(Dataset rows)

================================

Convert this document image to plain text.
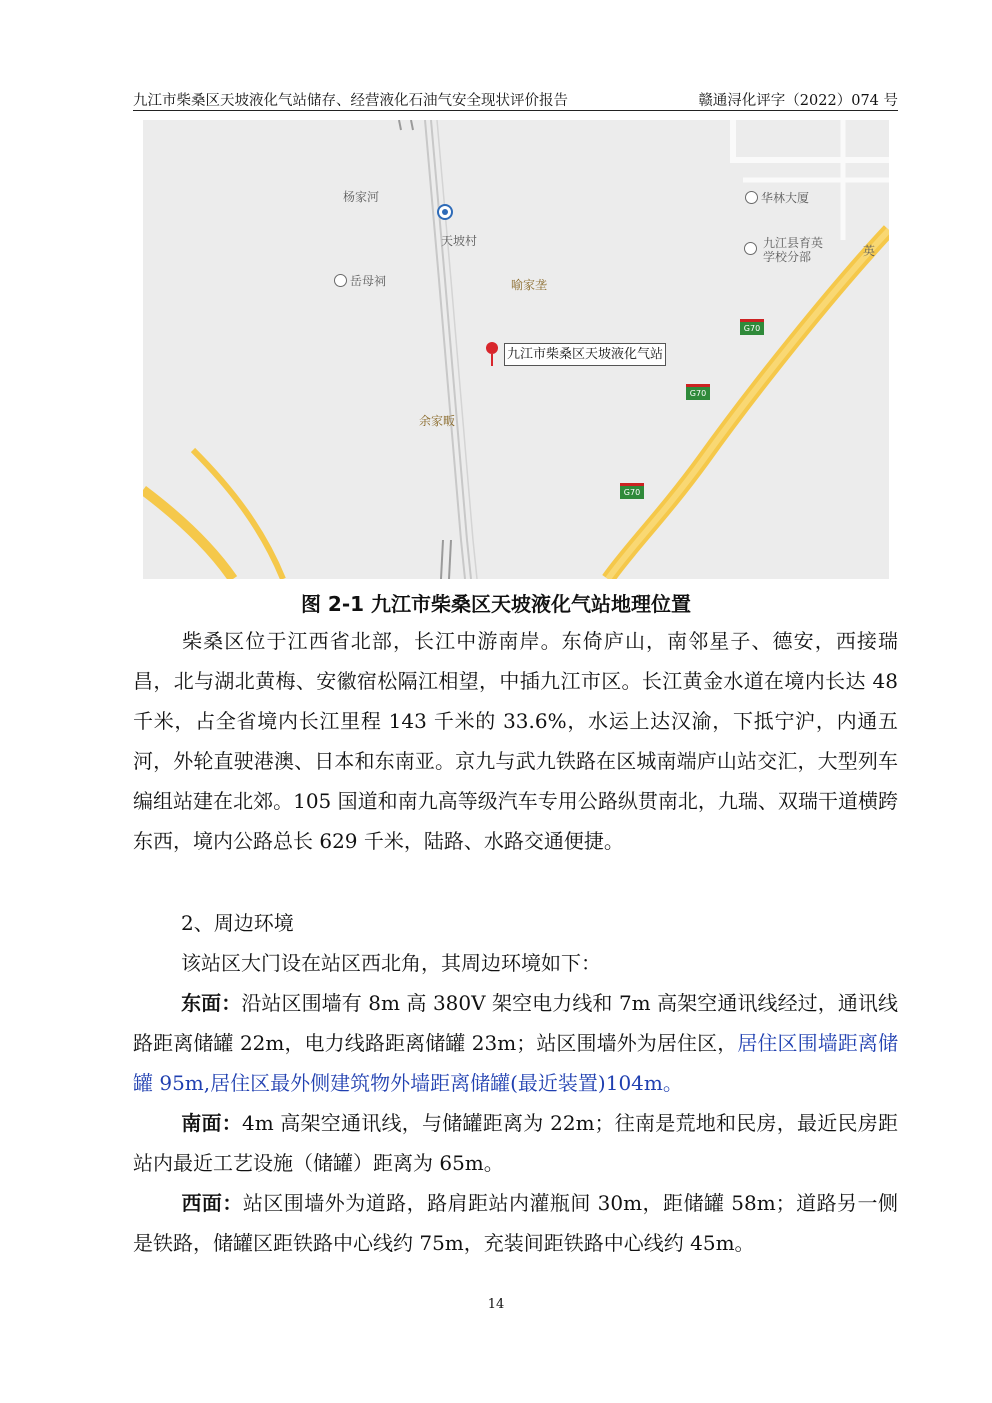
九江市柴桑区天坡液化气站储存、经营液化石油气安全现状评价报告	赣通浔化评字（2022）074 号
杨家河
天坡村
岳母祠	喻家垄
余家畈
华林大厦
九江县育英
学校分部	英
九江市柴桑区天坡液化气站
G70
G70
G70
图 2-1 九江市柴桑区天坡液化气站地理位置
柴桑区位于江西省北部，长江中游南岸。东倚庐山，南邻星子、德安，西接瑞昌，北与湖北黄梅、安徽宿松隔江相望，中插九江市区。长江黄金水道在境内长达 48 千米，占全省境内长江里程 143 千米的 33.6%，水运上达汉渝，下抵宁沪，内通五河，外轮直驶港澳、日本和东南亚。京九与武九铁路在区城南端庐山站交汇，大型列车编组站建在北郊。105 国道和南九高等级汽车专用公路纵贯南北，九瑞、双瑞干道横跨东西，境内公路总长 629 千米，陆路、水路交通便捷。
2、周边环境
该站区大门设在站区西北角，其周边环境如下：
东面：沿站区围墙有 8m 高 380V 架空电力线和 7m 高架空通讯线经过，通讯线路距离储罐 22m，电力线路距离储罐 23m；站区围墙外为居住区，居住区围墙距离储罐 95m,居住区最外侧建筑物外墙距离储罐(最近装置)104m。
南面：4m 高架空通讯线，与储罐距离为 22m；往南是荒地和民房，最近民房距站内最近工艺设施（储罐）距离为 65m。
西面：站区围墙外为道路，路肩距站内灌瓶间 30m，距储罐 58m；道路另一侧是铁路，储罐区距铁路中心线约 75m，充装间距铁路中心线约 45m。
14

================================

▸ **Aim**:
Quote the records in full and exactly; skip any image.

▸ **Complete output**:
Convert this document image to plain text.
九江市柴桑区天坡液化气站储存、经营液化石油气安全现状评价报告	赣通浔化评字（2022）074 号
杨家河
天坡村
岳母祠	喻家垄
余家畈
华林大厦
九江县育英
学校分部	英
九江市柴桑区天坡液化气站
G70
G70
G70
图 2-1 九江市柴桑区天坡液化气站地理位置
柴桑区位于江西省北部，长江中游南岸。东倚庐山，南邻星子、德安，西接瑞昌，北与湖北黄梅、安徽宿松隔江相望，中插九江市区。长江黄金水道在境内长达 48 千米，占全省境内长江里程 143 千米的 33.6%，水运上达汉渝，下抵宁沪，内通五河，外轮直驶港澳、日本和东南亚。京九与武九铁路在区城南端庐山站交汇，大型列车编组站建在北郊。105 国道和南九高等级汽车专用公路纵贯南北，九瑞、双瑞干道横跨东西，境内公路总长 629 千米，陆路、水路交通便捷。
2、周边环境
该站区大门设在站区西北角，其周边环境如下：
东面：沿站区围墙有 8m 高 380V 架空电力线和 7m 高架空通讯线经过，通讯线路距离储罐 22m，电力线路距离储罐 23m；站区围墙外为居住区，居住区围墙距离储罐 95m,居住区最外侧建筑物外墙距离储罐(最近装置)104m。
南面：4m 高架空通讯线，与储罐距离为 22m；往南是荒地和民房，最近民房距站内最近工艺设施（储罐）距离为 65m。
西面：站区围墙外为道路，路肩距站内灌瓶间 30m，距储罐 58m；道路另一侧是铁路，储罐区距铁路中心线约 75m，充装间距铁路中心线约 45m。
14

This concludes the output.